** START OF RAW RECORDS **

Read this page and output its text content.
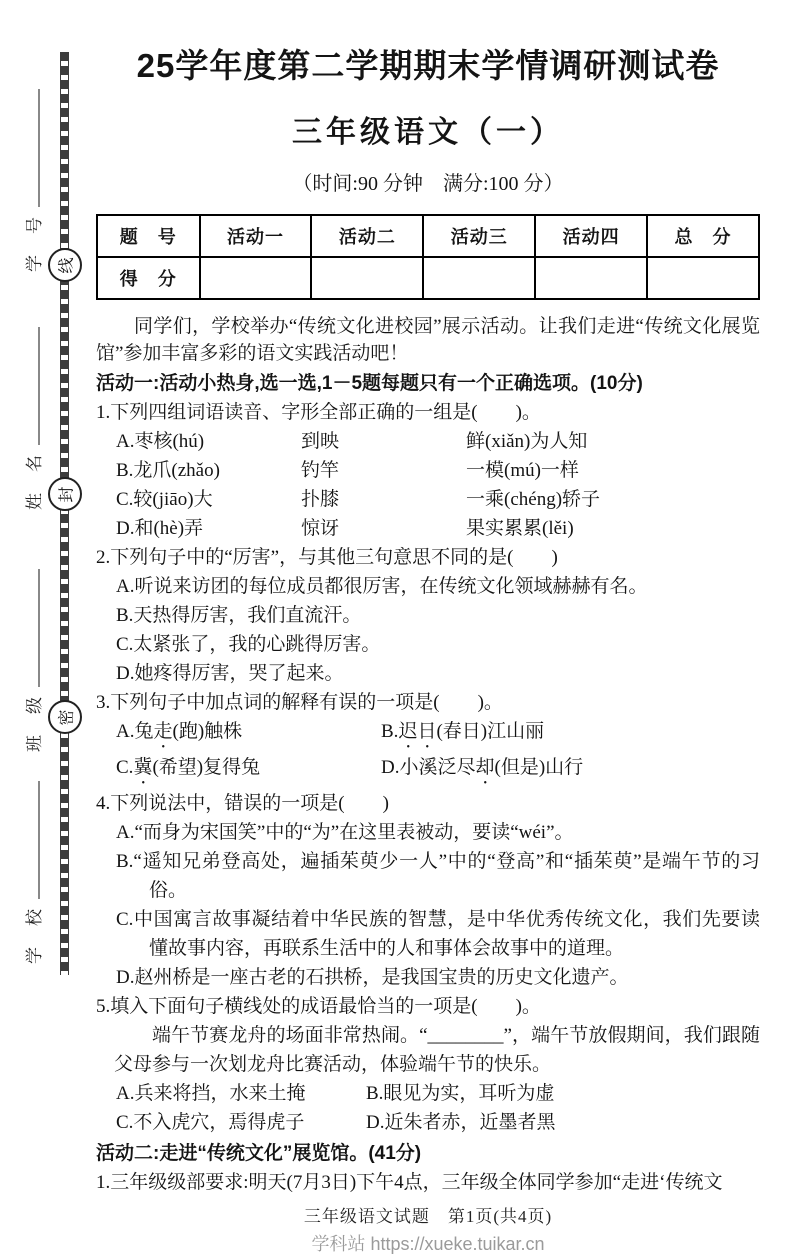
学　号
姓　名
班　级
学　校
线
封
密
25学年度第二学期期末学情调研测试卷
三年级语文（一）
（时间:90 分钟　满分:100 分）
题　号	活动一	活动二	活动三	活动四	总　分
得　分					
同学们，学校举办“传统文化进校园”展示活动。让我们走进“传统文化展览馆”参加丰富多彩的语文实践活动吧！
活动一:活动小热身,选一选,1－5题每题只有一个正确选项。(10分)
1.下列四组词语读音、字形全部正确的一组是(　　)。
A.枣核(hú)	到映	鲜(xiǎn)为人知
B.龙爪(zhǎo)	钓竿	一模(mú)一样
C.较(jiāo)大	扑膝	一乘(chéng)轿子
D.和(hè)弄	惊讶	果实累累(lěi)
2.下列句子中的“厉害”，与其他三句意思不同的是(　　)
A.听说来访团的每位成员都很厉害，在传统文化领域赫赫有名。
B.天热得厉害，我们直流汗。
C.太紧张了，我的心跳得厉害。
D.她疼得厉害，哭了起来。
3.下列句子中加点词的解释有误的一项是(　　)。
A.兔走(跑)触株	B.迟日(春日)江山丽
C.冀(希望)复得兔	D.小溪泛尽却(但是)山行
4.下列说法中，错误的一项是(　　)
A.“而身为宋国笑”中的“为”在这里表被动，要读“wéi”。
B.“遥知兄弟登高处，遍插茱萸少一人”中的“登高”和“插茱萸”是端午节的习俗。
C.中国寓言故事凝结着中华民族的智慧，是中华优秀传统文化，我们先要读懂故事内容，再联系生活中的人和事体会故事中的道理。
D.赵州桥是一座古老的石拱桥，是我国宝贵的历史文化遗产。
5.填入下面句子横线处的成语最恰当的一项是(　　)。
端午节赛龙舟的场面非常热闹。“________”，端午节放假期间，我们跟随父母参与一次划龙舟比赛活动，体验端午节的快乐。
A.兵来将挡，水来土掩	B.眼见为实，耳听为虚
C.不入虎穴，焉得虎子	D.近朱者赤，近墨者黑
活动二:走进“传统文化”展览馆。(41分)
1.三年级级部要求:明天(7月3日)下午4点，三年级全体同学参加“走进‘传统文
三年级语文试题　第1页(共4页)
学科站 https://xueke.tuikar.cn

** END OF RAW RECORDS **
** START OF RAW RECORDS **

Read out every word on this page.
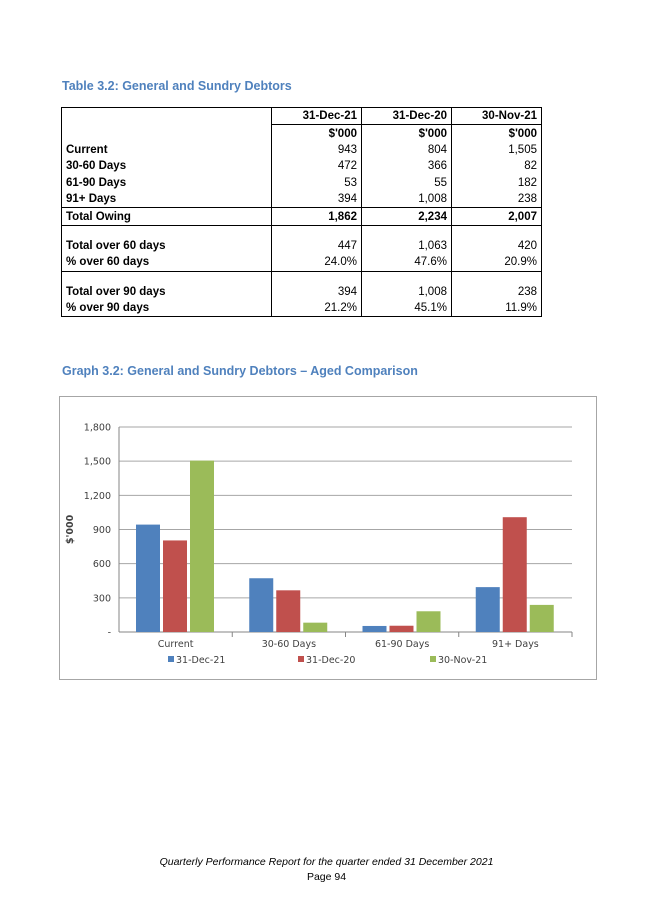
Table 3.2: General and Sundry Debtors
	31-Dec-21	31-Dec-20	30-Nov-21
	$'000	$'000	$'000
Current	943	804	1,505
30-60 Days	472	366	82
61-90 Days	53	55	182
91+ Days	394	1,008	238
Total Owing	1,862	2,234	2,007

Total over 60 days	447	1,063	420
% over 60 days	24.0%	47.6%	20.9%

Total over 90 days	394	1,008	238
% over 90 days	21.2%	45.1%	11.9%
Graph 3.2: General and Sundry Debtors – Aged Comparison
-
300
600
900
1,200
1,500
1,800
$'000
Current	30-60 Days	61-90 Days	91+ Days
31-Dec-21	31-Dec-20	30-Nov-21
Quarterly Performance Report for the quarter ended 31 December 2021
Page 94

** END OF RAW RECORDS **
** START OF RAW RECORDS **

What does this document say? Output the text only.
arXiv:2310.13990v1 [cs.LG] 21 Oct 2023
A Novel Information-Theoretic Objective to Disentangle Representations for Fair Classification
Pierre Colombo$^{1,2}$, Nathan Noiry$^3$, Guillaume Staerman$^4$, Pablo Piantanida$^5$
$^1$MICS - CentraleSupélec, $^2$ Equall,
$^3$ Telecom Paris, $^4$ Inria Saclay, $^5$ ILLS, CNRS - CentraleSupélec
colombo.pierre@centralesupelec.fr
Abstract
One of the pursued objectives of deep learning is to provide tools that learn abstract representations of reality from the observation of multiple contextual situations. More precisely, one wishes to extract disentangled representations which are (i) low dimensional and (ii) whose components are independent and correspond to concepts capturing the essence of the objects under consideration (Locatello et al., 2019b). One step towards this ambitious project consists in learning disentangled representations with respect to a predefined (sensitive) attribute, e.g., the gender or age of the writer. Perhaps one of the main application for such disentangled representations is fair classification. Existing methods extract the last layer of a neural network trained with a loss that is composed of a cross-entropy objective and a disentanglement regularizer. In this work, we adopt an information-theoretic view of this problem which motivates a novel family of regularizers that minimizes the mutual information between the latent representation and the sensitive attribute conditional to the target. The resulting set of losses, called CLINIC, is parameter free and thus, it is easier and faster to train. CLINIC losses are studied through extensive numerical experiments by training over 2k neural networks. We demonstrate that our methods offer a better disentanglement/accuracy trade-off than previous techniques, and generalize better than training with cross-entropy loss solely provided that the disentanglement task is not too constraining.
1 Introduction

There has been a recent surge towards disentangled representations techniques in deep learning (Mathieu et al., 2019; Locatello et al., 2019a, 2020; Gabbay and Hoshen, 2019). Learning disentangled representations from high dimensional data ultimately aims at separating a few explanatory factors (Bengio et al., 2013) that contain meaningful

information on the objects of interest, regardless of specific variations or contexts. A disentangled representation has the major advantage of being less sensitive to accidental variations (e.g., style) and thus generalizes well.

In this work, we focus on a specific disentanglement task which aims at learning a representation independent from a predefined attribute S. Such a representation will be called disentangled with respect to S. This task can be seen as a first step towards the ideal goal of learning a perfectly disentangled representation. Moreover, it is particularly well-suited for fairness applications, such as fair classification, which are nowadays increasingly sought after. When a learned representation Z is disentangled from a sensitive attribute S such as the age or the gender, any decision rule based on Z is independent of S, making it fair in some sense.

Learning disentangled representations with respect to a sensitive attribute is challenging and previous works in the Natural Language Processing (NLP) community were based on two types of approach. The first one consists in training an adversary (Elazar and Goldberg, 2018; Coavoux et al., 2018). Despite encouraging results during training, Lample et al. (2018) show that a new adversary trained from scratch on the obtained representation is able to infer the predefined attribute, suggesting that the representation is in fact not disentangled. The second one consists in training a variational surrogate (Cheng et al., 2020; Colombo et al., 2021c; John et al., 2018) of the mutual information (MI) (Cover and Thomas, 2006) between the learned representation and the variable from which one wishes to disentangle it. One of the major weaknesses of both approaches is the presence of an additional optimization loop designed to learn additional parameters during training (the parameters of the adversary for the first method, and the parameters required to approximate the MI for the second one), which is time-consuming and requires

** END OF RAW RECORDS **

Using the entries above, find all lines with "Sundry". Copy them.

Table 3.2: General and Sundry Debtors
Graph 3.2: General and Sundry Debtors – Aged Comparison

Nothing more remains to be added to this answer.